### DATA TO PROCESS

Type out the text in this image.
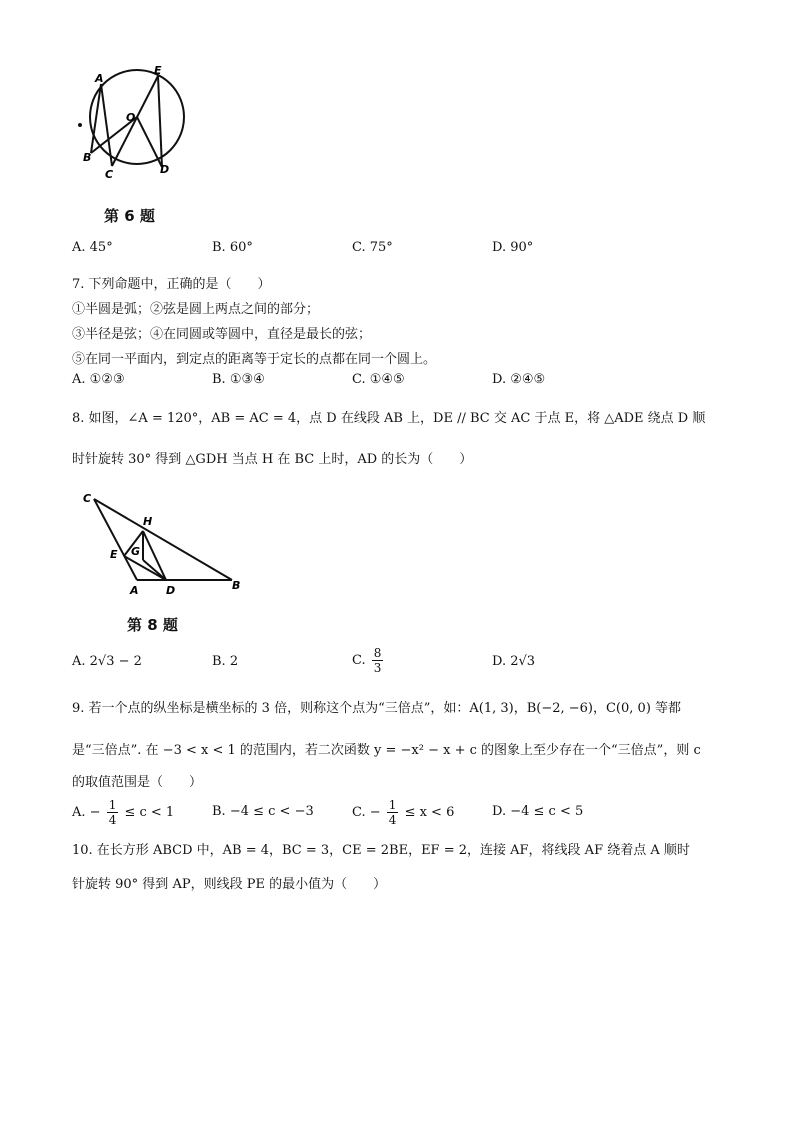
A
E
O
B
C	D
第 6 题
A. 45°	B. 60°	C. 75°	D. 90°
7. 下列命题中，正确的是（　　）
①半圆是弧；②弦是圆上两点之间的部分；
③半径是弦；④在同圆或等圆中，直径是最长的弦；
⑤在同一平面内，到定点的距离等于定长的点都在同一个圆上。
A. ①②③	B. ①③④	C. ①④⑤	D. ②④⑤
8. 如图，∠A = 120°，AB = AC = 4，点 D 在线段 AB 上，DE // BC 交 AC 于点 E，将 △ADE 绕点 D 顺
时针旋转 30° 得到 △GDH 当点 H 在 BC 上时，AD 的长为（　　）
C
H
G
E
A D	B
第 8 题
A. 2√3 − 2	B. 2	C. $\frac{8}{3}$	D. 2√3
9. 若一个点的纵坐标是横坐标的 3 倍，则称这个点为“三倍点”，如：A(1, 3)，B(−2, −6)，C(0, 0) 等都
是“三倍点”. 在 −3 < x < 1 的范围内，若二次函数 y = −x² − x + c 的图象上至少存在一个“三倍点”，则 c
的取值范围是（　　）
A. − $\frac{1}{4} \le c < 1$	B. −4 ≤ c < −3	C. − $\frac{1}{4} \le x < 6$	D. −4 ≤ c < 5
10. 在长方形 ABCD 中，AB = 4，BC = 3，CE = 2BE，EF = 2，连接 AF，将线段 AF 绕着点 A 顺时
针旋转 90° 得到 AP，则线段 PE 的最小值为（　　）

...

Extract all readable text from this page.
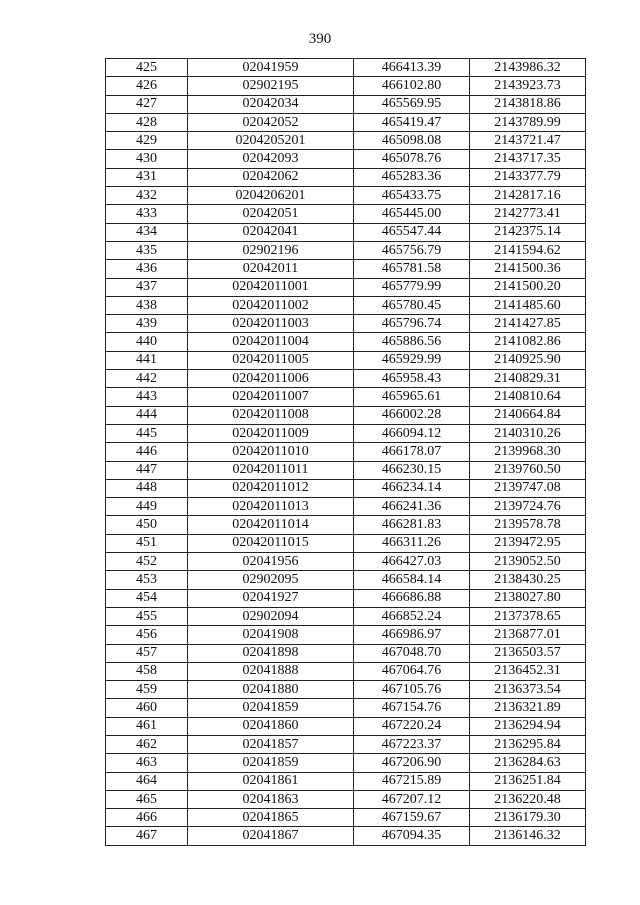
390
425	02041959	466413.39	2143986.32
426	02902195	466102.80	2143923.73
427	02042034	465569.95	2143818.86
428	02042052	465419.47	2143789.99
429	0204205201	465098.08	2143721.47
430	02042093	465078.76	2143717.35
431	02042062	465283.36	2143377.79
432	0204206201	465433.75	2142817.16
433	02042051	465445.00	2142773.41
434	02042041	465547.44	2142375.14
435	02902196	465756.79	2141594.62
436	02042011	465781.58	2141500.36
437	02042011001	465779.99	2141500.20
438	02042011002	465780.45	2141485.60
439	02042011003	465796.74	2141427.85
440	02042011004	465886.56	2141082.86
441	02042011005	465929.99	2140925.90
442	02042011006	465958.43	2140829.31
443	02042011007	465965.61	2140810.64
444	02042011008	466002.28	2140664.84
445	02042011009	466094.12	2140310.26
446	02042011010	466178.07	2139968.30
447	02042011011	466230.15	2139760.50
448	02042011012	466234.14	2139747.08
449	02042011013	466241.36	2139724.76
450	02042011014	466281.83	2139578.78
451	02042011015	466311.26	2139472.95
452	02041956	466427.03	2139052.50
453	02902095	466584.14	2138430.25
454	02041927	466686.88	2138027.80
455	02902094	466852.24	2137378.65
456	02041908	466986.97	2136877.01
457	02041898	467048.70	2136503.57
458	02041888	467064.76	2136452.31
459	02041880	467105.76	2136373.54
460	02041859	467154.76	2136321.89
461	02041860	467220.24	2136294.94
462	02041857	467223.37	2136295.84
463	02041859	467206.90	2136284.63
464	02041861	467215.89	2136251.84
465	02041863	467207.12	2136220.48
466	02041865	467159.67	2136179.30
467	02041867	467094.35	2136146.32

### WHAT TO PRODUCE
Give the count of lines in the records that contain "this", and no other text.

### EXERCISE SOLUTION
2